- _Stored entries_
· · · ·

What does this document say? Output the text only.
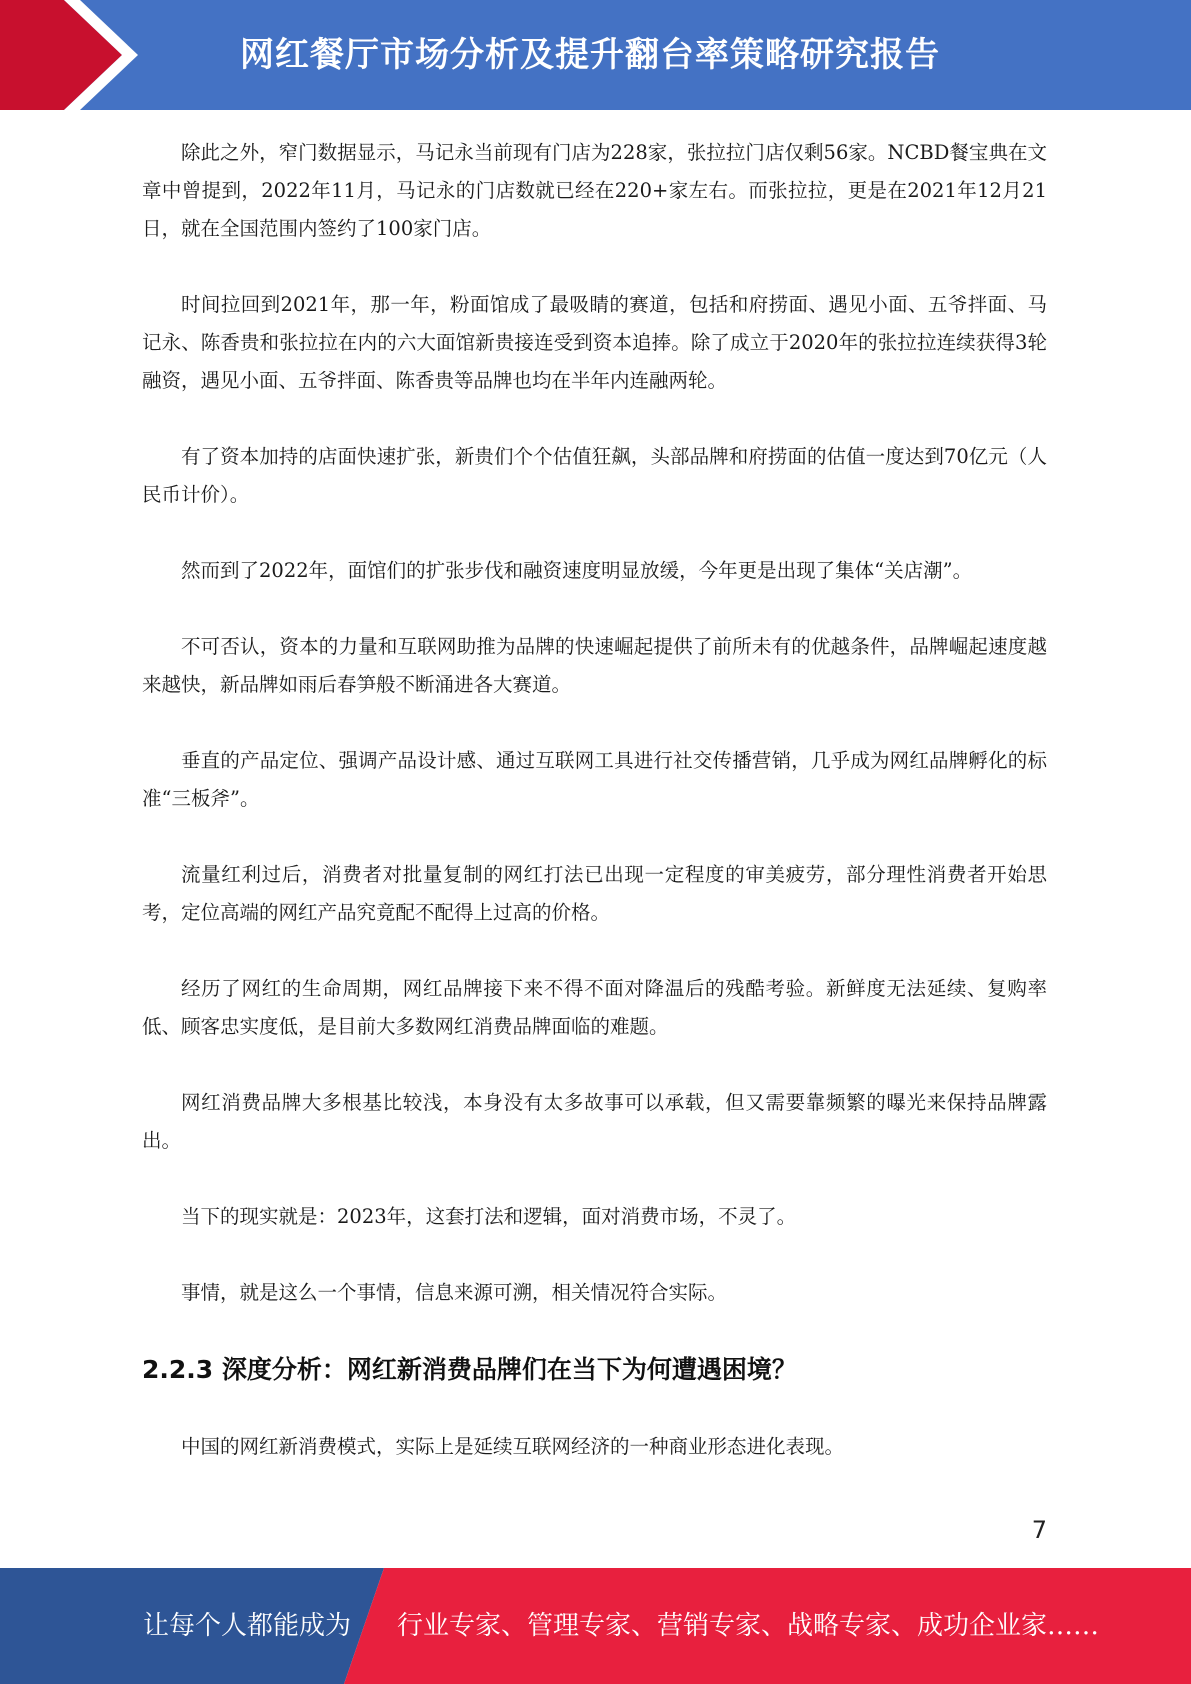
网红餐厅市场分析及提升翻台率策略研究报告

除此之外，窄门数据显示，马记永当前现有门店为228家，张拉拉门店仅剩56家。NCBD餐宝典在文章中曾提到，2022年11月，马记永的门店数就已经在220+家左右。而张拉拉，更是在2021年12月21日，就在全国范围内签约了100家门店。

时间拉回到2021年，那一年，粉面馆成了最吸睛的赛道，包括和府捞面、遇见小面、五爷拌面、马记永、陈香贵和张拉拉在内的六大面馆新贵接连受到资本追捧。除了成立于2020年的张拉拉连续获得3轮融资，遇见小面、五爷拌面、陈香贵等品牌也均在半年内连融两轮。

有了资本加持的店面快速扩张，新贵们个个估值狂飙，头部品牌和府捞面的估值一度达到70亿元（人民币计价）。

然而到了2022年，面馆们的扩张步伐和融资速度明显放缓，今年更是出现了集体“关店潮”。

不可否认，资本的力量和互联网助推为品牌的快速崛起提供了前所未有的优越条件，品牌崛起速度越来越快，新品牌如雨后春笋般不断涌进各大赛道。

垂直的产品定位、强调产品设计感、通过互联网工具进行社交传播营销，几乎成为网红品牌孵化的标准“三板斧”。

流量红利过后，消费者对批量复制的网红打法已出现一定程度的审美疲劳，部分理性消费者开始思考，定位高端的网红产品究竟配不配得上过高的价格。

经历了网红的生命周期，网红品牌接下来不得不面对降温后的残酷考验。新鲜度无法延续、复购率低、顾客忠实度低，是目前大多数网红消费品牌面临的难题。

网红消费品牌大多根基比较浅，本身没有太多故事可以承载，但又需要靠频繁的曝光来保持品牌露出。

当下的现实就是：2023年，这套打法和逻辑，面对消费市场，不灵了。

事情，就是这么一个事情，信息来源可溯，相关情况符合实际。

2.2.3 深度分析：网红新消费品牌们在当下为何遭遇困境？

中国的网红新消费模式，实际上是延续互联网经济的一种商业形态进化表现。

7
让每个人都能成为 行业专家、管理专家、营销专家、战略专家、成功企业家……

· · · ·

Copy out all the data without changing anything, and drop the pictures.

What does this document say? Output the text only.
网红餐厅市场分析及提升翻台率策略研究报告

除此之外，窄门数据显示，马记永当前现有门店为228家，张拉拉门店仅剩56家。NCBD餐宝典在文章中曾提到，2022年11月，马记永的门店数就已经在220+家左右。而张拉拉，更是在2021年12月21日，就在全国范围内签约了100家门店。

时间拉回到2021年，那一年，粉面馆成了最吸睛的赛道，包括和府捞面、遇见小面、五爷拌面、马记永、陈香贵和张拉拉在内的六大面馆新贵接连受到资本追捧。除了成立于2020年的张拉拉连续获得3轮融资，遇见小面、五爷拌面、陈香贵等品牌也均在半年内连融两轮。

有了资本加持的店面快速扩张，新贵们个个估值狂飙，头部品牌和府捞面的估值一度达到70亿元（人民币计价）。

然而到了2022年，面馆们的扩张步伐和融资速度明显放缓，今年更是出现了集体“关店潮”。

不可否认，资本的力量和互联网助推为品牌的快速崛起提供了前所未有的优越条件，品牌崛起速度越来越快，新品牌如雨后春笋般不断涌进各大赛道。

垂直的产品定位、强调产品设计感、通过互联网工具进行社交传播营销，几乎成为网红品牌孵化的标准“三板斧”。

流量红利过后，消费者对批量复制的网红打法已出现一定程度的审美疲劳，部分理性消费者开始思考，定位高端的网红产品究竟配不配得上过高的价格。

经历了网红的生命周期，网红品牌接下来不得不面对降温后的残酷考验。新鲜度无法延续、复购率低、顾客忠实度低，是目前大多数网红消费品牌面临的难题。

网红消费品牌大多根基比较浅，本身没有太多故事可以承载，但又需要靠频繁的曝光来保持品牌露出。

当下的现实就是：2023年，这套打法和逻辑，面对消费市场，不灵了。

事情，就是这么一个事情，信息来源可溯，相关情况符合实际。

2.2.3 深度分析：网红新消费品牌们在当下为何遭遇困境？

中国的网红新消费模式，实际上是延续互联网经济的一种商业形态进化表现。

7
让每个人都能成为 行业专家、管理专家、营销专家、战略专家、成功企业家……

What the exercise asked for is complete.